* _What this task involves_
Sort through the data and copy the lines holding the word "применения".

-=-=-

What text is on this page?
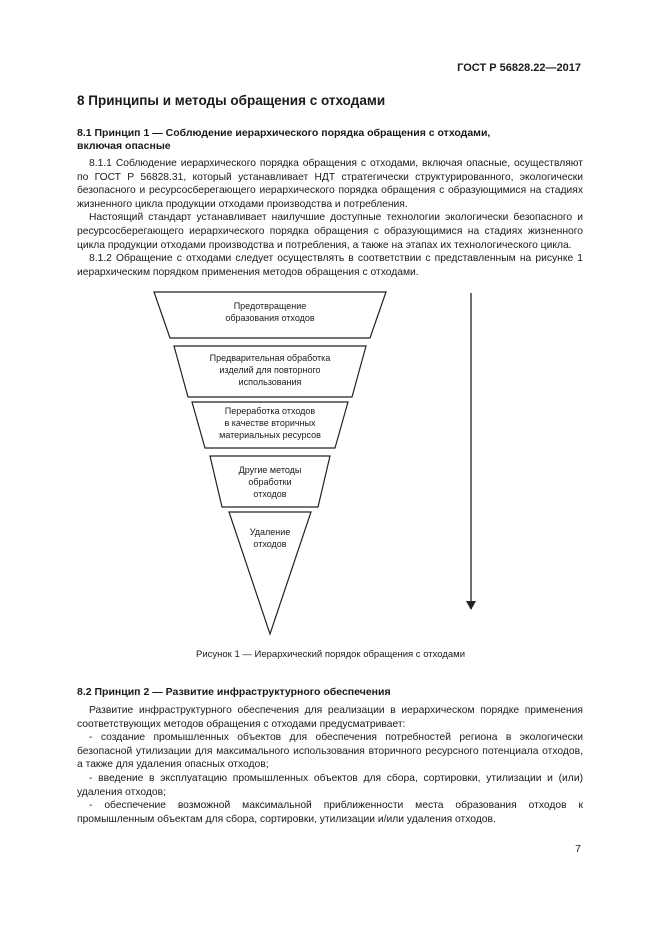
ГОСТ Р 56828.22—2017
8 Принципы и методы обращения с отходами
8.1 Принцип 1 — Соблюдение иерархического порядка обращения с отходами,
включая опасные

8.1.1 Соблюдение иерархического порядка обращения с отходами, включая опасные, осуществляют по ГОСТ Р 56828.31, который устанавливает НДТ стратегически структурированного, экологически безопасного и ресурсосберегающего иерархического порядка обращения с образующимися на стадиях жизненного цикла продукции отходами производства и потребления.

Настоящий стандарт устанавливает наилучшие доступные технологии экологически безопасного и ресурсосберегающего иерархического порядка обращения с образующимися на стадиях жизненного цикла продукции отходами производства и потребления, а также на этапах их технологического цикла.

8.1.2 Обращение с отходами следует осуществлять в соответствии с представленным на рисунке 1 иерархическим порядком применения методов обращения с отходами.

Предотвращение
образования отходов
Предварительная обработка
изделий для повторного
использования
Переработка отходов
в качестве вторичных
материальных ресурсов
Другие методы
обработки
отходов
Удаление
отходов
Рисунок 1 — Иерархический порядок обращения с отходами
8.2 Принцип 2 — Развитие инфраструктурного обеспечения

Развитие инфраструктурного обеспечения для реализации в иерархическом порядке применения соответствующих методов обращения с отходами предусматривает:

- создание промышленных объектов для обеспечения потребностей региона в экологически безопасной утилизации для максимального использования вторичного ресурсного потенциала отходов, а также для удаления опасных отходов;

- введение в эксплуатацию промышленных объектов для сбора, сортировки, утилизации и (или) удаления отходов;

- обеспечение возможной максимальной приближенности места образования отходов к промышленным объектам для сбора, сортировки, утилизации и/или удаления отходов.

7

-=-=-

* _Solution for this problem_
8.1.2 Обращение с отходами следует осуществлять в соответствии с представленным на рисунке 1 иерархическим порядком применения методов обращения с отходами.
Развитие инфраструктурного обеспечения для реализации в иерархическом порядке применения соответствующих методов обращения с отходами предусматривает:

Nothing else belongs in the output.